[START OF TASK MATERIAL]

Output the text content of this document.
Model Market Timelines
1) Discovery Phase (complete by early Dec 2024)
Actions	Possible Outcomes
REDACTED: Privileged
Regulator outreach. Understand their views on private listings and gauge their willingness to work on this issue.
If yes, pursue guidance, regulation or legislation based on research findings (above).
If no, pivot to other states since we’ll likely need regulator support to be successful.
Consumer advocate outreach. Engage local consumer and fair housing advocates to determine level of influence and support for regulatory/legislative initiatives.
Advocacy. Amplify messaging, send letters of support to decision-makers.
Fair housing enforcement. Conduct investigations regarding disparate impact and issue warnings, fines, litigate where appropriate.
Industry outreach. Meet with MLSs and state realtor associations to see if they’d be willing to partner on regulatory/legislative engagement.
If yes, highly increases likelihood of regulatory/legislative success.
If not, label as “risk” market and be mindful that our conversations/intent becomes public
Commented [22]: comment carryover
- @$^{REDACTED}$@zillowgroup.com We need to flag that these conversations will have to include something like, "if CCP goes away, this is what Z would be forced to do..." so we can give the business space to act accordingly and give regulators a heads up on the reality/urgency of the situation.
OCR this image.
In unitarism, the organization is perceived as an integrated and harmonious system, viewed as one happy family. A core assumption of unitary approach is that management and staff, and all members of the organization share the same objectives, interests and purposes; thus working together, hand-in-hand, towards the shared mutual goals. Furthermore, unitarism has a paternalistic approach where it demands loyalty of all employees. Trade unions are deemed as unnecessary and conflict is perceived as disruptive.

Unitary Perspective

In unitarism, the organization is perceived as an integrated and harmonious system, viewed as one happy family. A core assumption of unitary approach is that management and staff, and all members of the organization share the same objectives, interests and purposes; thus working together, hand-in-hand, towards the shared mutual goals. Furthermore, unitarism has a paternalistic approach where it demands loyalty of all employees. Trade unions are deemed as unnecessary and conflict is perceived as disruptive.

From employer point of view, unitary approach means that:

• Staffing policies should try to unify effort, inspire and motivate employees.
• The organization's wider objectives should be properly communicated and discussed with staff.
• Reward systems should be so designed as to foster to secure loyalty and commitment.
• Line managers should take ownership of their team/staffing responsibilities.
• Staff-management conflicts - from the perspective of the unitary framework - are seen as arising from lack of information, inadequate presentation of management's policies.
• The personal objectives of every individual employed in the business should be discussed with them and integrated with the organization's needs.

[END OF TASK MATERIAL]

# PROMPT:
Select and copy every line of the listing with the word "organization".

# RIGHT ANSWER:
In unitarism, the organization is perceived as an integrated and harmonious system, viewed as one happy family. A core assumption of unitary approach is that management and staff, and all members of the organization share the same objectives, interests and purposes; thus working together, hand-in-hand, towards the shared mutual goals. Furthermore, unitarism has a paternalistic approach where it demands loyalty of all employees. Trade unions are deemed as unnecessary and conflict is perceived as disruptive.
In unitarism, the organization is perceived as an integrated and harmonious system, viewed as one happy family. A core assumption of unitary approach is that management and staff, and all members of the organization share the same objectives, interests and purposes; thus working together, hand-in-hand, towards the shared mutual goals. Furthermore, unitarism has a paternalistic approach where it demands loyalty of all employees. Trade unions are deemed as unnecessary and conflict is perceived as disruptive.
• The organization's wider objectives should be properly communicated and discussed with staff.
• The personal objectives of every individual employed in the business should be discussed with them and integrated with the organization's needs.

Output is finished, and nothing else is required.